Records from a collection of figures

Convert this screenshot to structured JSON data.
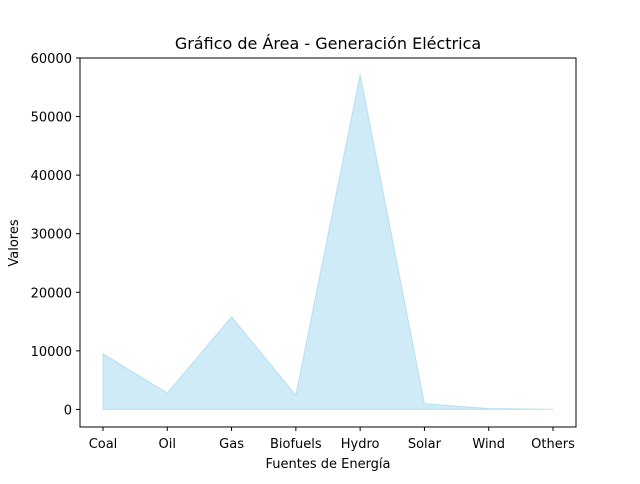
{
  "chart_data": {
    "type": "area",
    "title": "Gráfico de Área - Generación Eléctrica",
    "xlabel": "Fuentes de Energía",
    "ylabel": "Valores",
    "categories": [
      "Coal",
      "Oil",
      "Gas",
      "Biofuels",
      "Hydro",
      "Solar",
      "Wind",
      "Others"
    ],
    "values": [
      9500,
      2800,
      15800,
      2400,
      57200,
      1000,
      150,
      30
    ],
    "ylim": [
      -3000,
      60000
    ],
    "yticks": [
      0,
      10000,
      20000,
      30000,
      40000,
      50000,
      60000
    ],
    "ytick_labels": [
      "0",
      "10000",
      "20000",
      "30000",
      "40000",
      "50000",
      "60000"
    ],
    "grid": false,
    "colors": {
      "fill": "#87ceeb",
      "edge": "#87ceeb"
    }
  }
}
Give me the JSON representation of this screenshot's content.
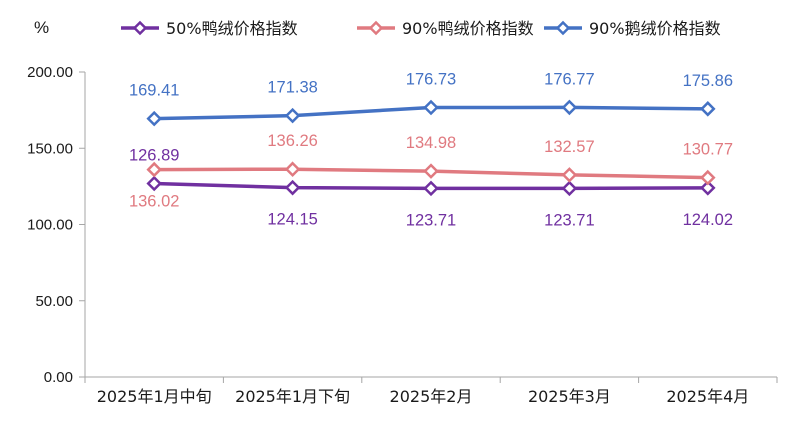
{
  "chart_data": {
    "type": "line",
    "y_unit": "%",
    "categories": [
      "2025年1月中旬",
      "2025年1月下旬",
      "2025年2月",
      "2025年3月",
      "2025年4月"
    ],
    "y_ticks": [
      "0.00",
      "50.00",
      "100.00",
      "150.00",
      "200.00"
    ],
    "ylim": [
      0,
      200
    ],
    "grid": false,
    "legend_position": "top",
    "series": [
      {
        "name": "50%鸭绒价格指数",
        "color": "#7030a0",
        "values": [
          126.89,
          124.15,
          123.71,
          123.71,
          124.02
        ],
        "labels": [
          "126.89",
          "124.15",
          "123.71",
          "123.71",
          "124.02"
        ],
        "label_positions": [
          "above",
          "below",
          "below",
          "below",
          "below"
        ]
      },
      {
        "name": "90%鸭绒价格指数",
        "color": "#e07a80",
        "values": [
          136.02,
          136.26,
          134.98,
          132.57,
          130.77
        ],
        "labels": [
          "136.02",
          "136.26",
          "134.98",
          "132.57",
          "130.77"
        ],
        "label_positions": [
          "below",
          "above",
          "above",
          "above",
          "above"
        ]
      },
      {
        "name": "90%鹅绒价格指数",
        "color": "#4472c4",
        "values": [
          169.41,
          171.38,
          176.73,
          176.77,
          175.86
        ],
        "labels": [
          "169.41",
          "171.38",
          "176.73",
          "176.77",
          "175.86"
        ],
        "label_positions": [
          "above",
          "above",
          "above",
          "above",
          "above"
        ]
      }
    ]
  }
}
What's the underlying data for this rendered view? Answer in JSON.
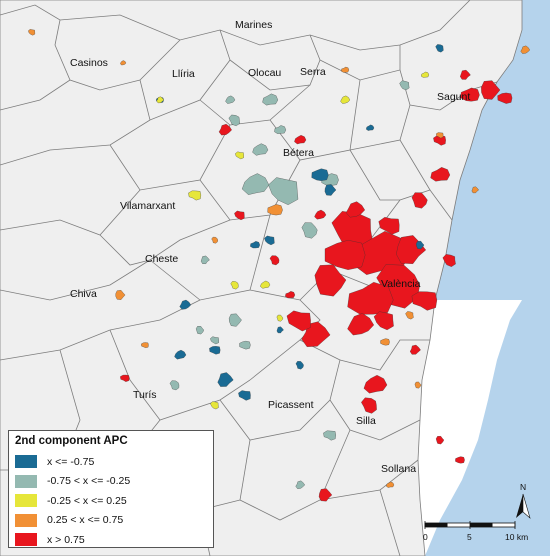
{
  "map": {
    "colors": {
      "land": "#efefef",
      "sea": "#b5d3ec",
      "border": "#7d7d7d"
    },
    "places": [
      {
        "name": "Marines"
      },
      {
        "name": "Casinos"
      },
      {
        "name": "Llíria"
      },
      {
        "name": "Olocau"
      },
      {
        "name": "Serra"
      },
      {
        "name": "Sagunt"
      },
      {
        "name": "Bétera"
      },
      {
        "name": "Vilamarxant"
      },
      {
        "name": "Cheste"
      },
      {
        "name": "Chiva"
      },
      {
        "name": "València"
      },
      {
        "name": "Picassent"
      },
      {
        "name": "Turís"
      },
      {
        "name": "Silla"
      },
      {
        "name": "Sollana"
      }
    ]
  },
  "legend": {
    "title": "2nd component APC",
    "classes": [
      {
        "label": "x <= -0.75",
        "color": "#1a6b94"
      },
      {
        "label": "-0.75 < x <= -0.25",
        "color": "#94b9b1"
      },
      {
        "label": "-0.25 < x <= 0.25",
        "color": "#e6e63a"
      },
      {
        "label": "0.25 < x <= 0.75",
        "color": "#f19035"
      },
      {
        "label": "x > 0.75",
        "color": "#e8161e"
      }
    ]
  },
  "north_arrow": {
    "label": "N"
  },
  "scale_bar": {
    "ticks": [
      "0",
      "5",
      "10 km"
    ]
  }
}
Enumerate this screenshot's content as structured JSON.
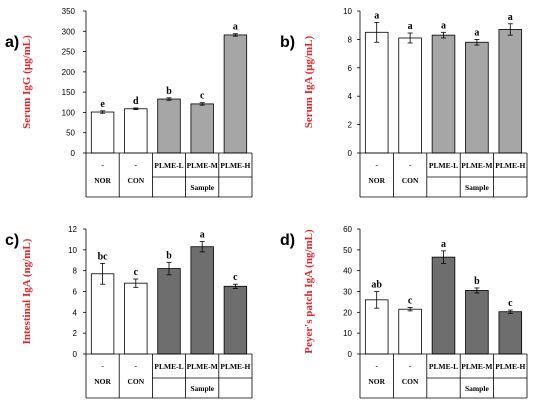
{
  "chart_data": [
    {
      "type": "bar",
      "panel": "a)",
      "ylabel_black": "Serum ",
      "ylabel_red": "IgG",
      "ylabel_unit": " (μg/mL)",
      "ylim": [
        0,
        350
      ],
      "yticks": [
        0,
        50,
        100,
        150,
        200,
        250,
        300,
        350
      ],
      "categories": [
        "NOR",
        "CON",
        "PLME-L",
        "PLME-M",
        "PLME-H"
      ],
      "dash_labels": [
        "-",
        "-"
      ],
      "group_label": "Sample",
      "values": [
        101,
        109,
        133,
        121,
        291
      ],
      "errors": [
        3,
        2,
        3,
        3,
        3
      ],
      "letters": [
        "e",
        "d",
        "b",
        "c",
        "a"
      ],
      "fills": [
        "#ffffff",
        "#ffffff",
        "#a6a6a6",
        "#a6a6a6",
        "#a6a6a6"
      ]
    },
    {
      "type": "bar",
      "panel": "b)",
      "ylabel_black": "Serum ",
      "ylabel_red": "IgA",
      "ylabel_unit": " (μg/mL)",
      "ylim": [
        0,
        10
      ],
      "yticks": [
        0,
        2,
        4,
        6,
        8,
        10
      ],
      "categories": [
        "NOR",
        "CON",
        "PLME-L",
        "PLME-M",
        "PLME-H"
      ],
      "dash_labels": [
        "-",
        "-"
      ],
      "group_label": "Sample",
      "values": [
        8.5,
        8.1,
        8.3,
        7.8,
        8.7
      ],
      "errors": [
        0.7,
        0.35,
        0.2,
        0.2,
        0.4
      ],
      "letters": [
        "a",
        "a",
        "a",
        "a",
        "a"
      ],
      "fills": [
        "#ffffff",
        "#ffffff",
        "#a6a6a6",
        "#a6a6a6",
        "#a6a6a6"
      ]
    },
    {
      "type": "bar",
      "panel": "c)",
      "ylabel_black": "Intestinal ",
      "ylabel_red": "IgA",
      "ylabel_unit": " (ng/mL)",
      "ylim": [
        0,
        12
      ],
      "yticks": [
        0,
        2,
        4,
        6,
        8,
        10,
        12
      ],
      "categories": [
        "NOR",
        "CON",
        "PLME-L",
        "PLME-M",
        "PLME-H"
      ],
      "dash_labels": [
        "-",
        "-"
      ],
      "group_label": "Sample",
      "values": [
        7.7,
        6.8,
        8.2,
        10.3,
        6.5
      ],
      "errors": [
        1.0,
        0.4,
        0.6,
        0.5,
        0.2
      ],
      "letters": [
        "bc",
        "c",
        "b",
        "a",
        "c"
      ],
      "fills": [
        "#ffffff",
        "#ffffff",
        "#6e6e6e",
        "#6e6e6e",
        "#6e6e6e"
      ]
    },
    {
      "type": "bar",
      "panel": "d)",
      "ylabel_black": "Peyer's patch ",
      "ylabel_red": "IgA",
      "ylabel_unit": " (ng/mL)",
      "ylim": [
        0,
        60
      ],
      "yticks": [
        0,
        10,
        20,
        30,
        40,
        50,
        60
      ],
      "categories": [
        "NOR",
        "CON",
        "PLME-L",
        "PLME-M",
        "PLME-H"
      ],
      "dash_labels": [
        "-",
        "-"
      ],
      "group_label": "Sample",
      "values": [
        26,
        21.5,
        46.5,
        30.5,
        20.3
      ],
      "errors": [
        4,
        0.8,
        3,
        1.2,
        0.8
      ],
      "letters": [
        "ab",
        "c",
        "a",
        "b",
        "c"
      ],
      "fills": [
        "#ffffff",
        "#ffffff",
        "#6e6e6e",
        "#6e6e6e",
        "#6e6e6e"
      ]
    }
  ]
}
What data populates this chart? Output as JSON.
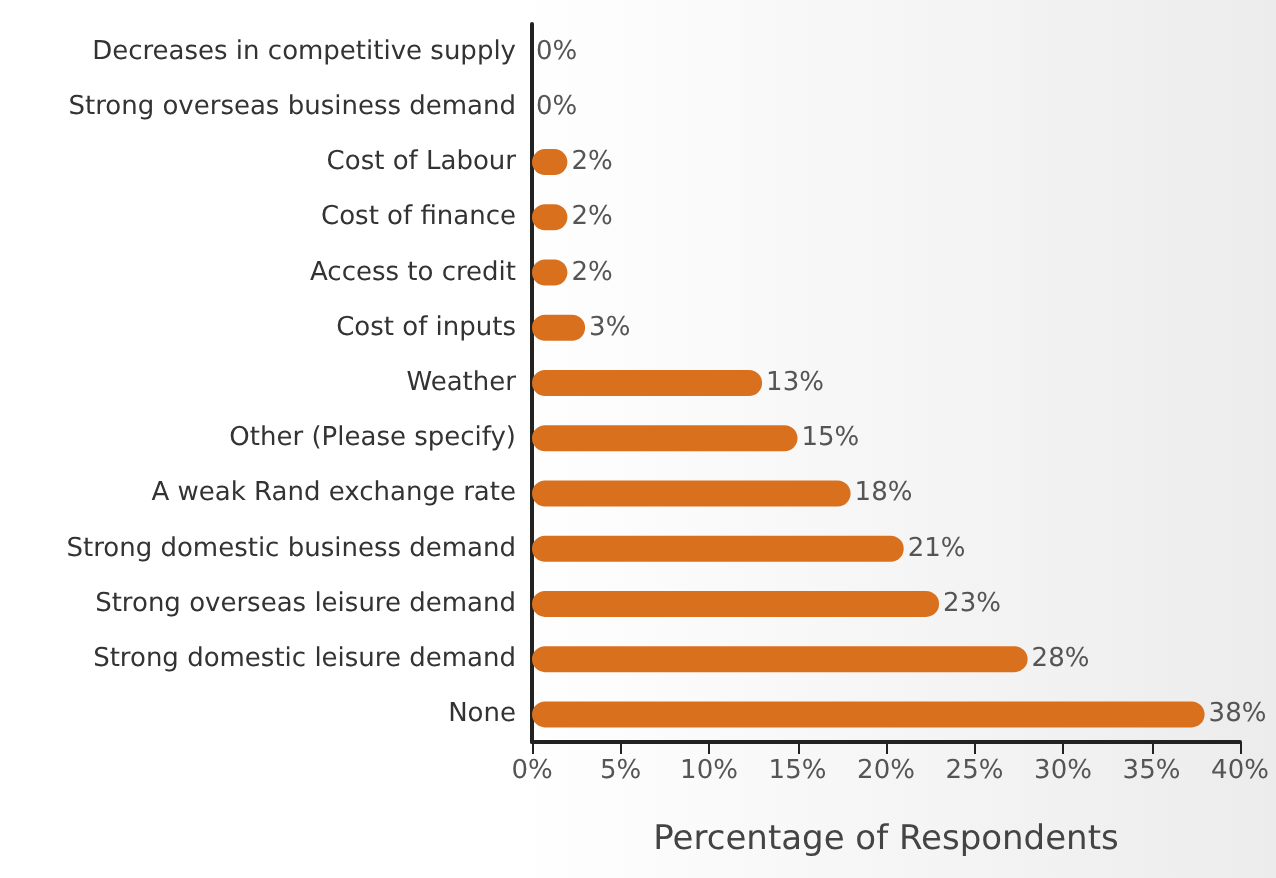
{
  "chart_data": {
    "type": "bar",
    "orientation": "horizontal",
    "xlabel": "Percentage of Respondents",
    "categories": [
      "Decreases in competitive supply",
      "Strong overseas business demand",
      "Cost of Labour",
      "Cost of finance",
      "Access to credit",
      "Cost of inputs",
      "Weather",
      "Other (Please specify)",
      "A weak Rand exchange rate",
      "Strong domestic business demand",
      "Strong overseas leisure demand",
      "Strong domestic leisure demand",
      "None"
    ],
    "values": [
      0,
      0,
      2,
      2,
      2,
      3,
      13,
      15,
      18,
      21,
      23,
      28,
      38
    ],
    "value_labels": [
      "0%",
      "0%",
      "2%",
      "2%",
      "2%",
      "3%",
      "13%",
      "15%",
      "18%",
      "21%",
      "23%",
      "28%",
      "38%"
    ],
    "color": "#d9701e",
    "xlim": [
      0,
      40
    ],
    "xticks": [
      {
        "value": 0,
        "label": "0%"
      },
      {
        "value": 5,
        "label": "5%"
      },
      {
        "value": 10,
        "label": "10%"
      },
      {
        "value": 15,
        "label": "15%"
      },
      {
        "value": 20,
        "label": "20%"
      },
      {
        "value": 25,
        "label": "25%"
      },
      {
        "value": 30,
        "label": "30%"
      },
      {
        "value": 35,
        "label": "35%"
      },
      {
        "value": 40,
        "label": "40%"
      }
    ],
    "grid": false
  }
}
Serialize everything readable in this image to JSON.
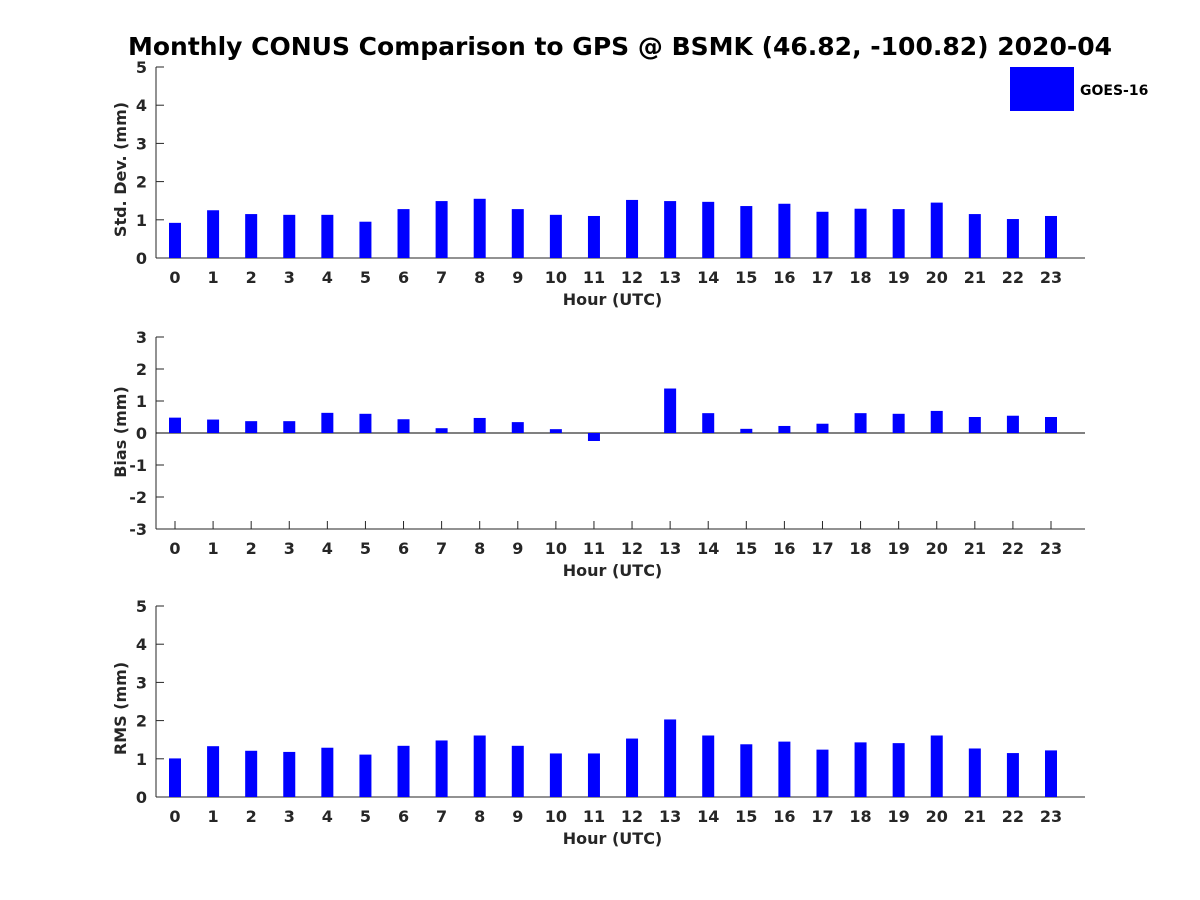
{
  "chart_data": {
    "title": "Monthly CONUS Comparison to GPS @ BSMK (46.82, -100.82) 2020-04",
    "legend": {
      "entries": [
        "GOES-16"
      ],
      "placement": "top-right",
      "color": "#0000ff"
    },
    "panels": [
      {
        "type": "bar",
        "ylabel": "Std. Dev. (mm)",
        "xlabel": "Hour (UTC)",
        "ylim": [
          0,
          5
        ],
        "yticks": [
          0,
          1,
          2,
          3,
          4,
          5
        ],
        "categories": [
          "0",
          "1",
          "2",
          "3",
          "4",
          "5",
          "6",
          "7",
          "8",
          "9",
          "10",
          "11",
          "12",
          "13",
          "14",
          "15",
          "16",
          "17",
          "18",
          "19",
          "20",
          "21",
          "22",
          "23"
        ],
        "series": [
          {
            "name": "GOES-16",
            "color": "#0000ff",
            "values": [
              0.92,
              1.25,
              1.15,
              1.13,
              1.13,
              0.95,
              1.28,
              1.49,
              1.55,
              1.28,
              1.13,
              1.1,
              1.52,
              1.49,
              1.47,
              1.36,
              1.42,
              1.21,
              1.29,
              1.28,
              1.45,
              1.15,
              1.02,
              1.1
            ]
          }
        ]
      },
      {
        "type": "bar",
        "ylabel": "Bias (mm)",
        "xlabel": "Hour (UTC)",
        "ylim": [
          -3,
          3
        ],
        "yticks": [
          -3,
          -2,
          -1,
          0,
          1,
          2,
          3
        ],
        "categories": [
          "0",
          "1",
          "2",
          "3",
          "4",
          "5",
          "6",
          "7",
          "8",
          "9",
          "10",
          "11",
          "12",
          "13",
          "14",
          "15",
          "16",
          "17",
          "18",
          "19",
          "20",
          "21",
          "22",
          "23"
        ],
        "series": [
          {
            "name": "GOES-16",
            "color": "#0000ff",
            "values": [
              0.48,
              0.42,
              0.37,
              0.37,
              0.63,
              0.6,
              0.43,
              0.15,
              0.47,
              0.34,
              0.12,
              -0.25,
              0,
              1.39,
              0.62,
              0.13,
              0.22,
              0.29,
              0.62,
              0.6,
              0.69,
              0.5,
              0.54,
              0.5
            ]
          }
        ]
      },
      {
        "type": "bar",
        "ylabel": "RMS (mm)",
        "xlabel": "Hour (UTC)",
        "ylim": [
          0,
          5
        ],
        "yticks": [
          0,
          1,
          2,
          3,
          4,
          5
        ],
        "categories": [
          "0",
          "1",
          "2",
          "3",
          "4",
          "5",
          "6",
          "7",
          "8",
          "9",
          "10",
          "11",
          "12",
          "13",
          "14",
          "15",
          "16",
          "17",
          "18",
          "19",
          "20",
          "21",
          "22",
          "23"
        ],
        "series": [
          {
            "name": "GOES-16",
            "color": "#0000ff",
            "values": [
              1.01,
              1.33,
              1.21,
              1.18,
              1.29,
              1.11,
              1.34,
              1.48,
              1.61,
              1.34,
              1.14,
              1.14,
              1.53,
              2.03,
              1.61,
              1.38,
              1.45,
              1.24,
              1.43,
              1.41,
              1.61,
              1.27,
              1.15,
              1.22
            ]
          }
        ]
      }
    ]
  }
}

--- What the task asks ---
Check every line of the data, and copy the ones that contain "structured".

--- Solution to the exercise ---
Convert this screenshot to structured JSON data.
Enumerate this screenshot's content as structured JSON.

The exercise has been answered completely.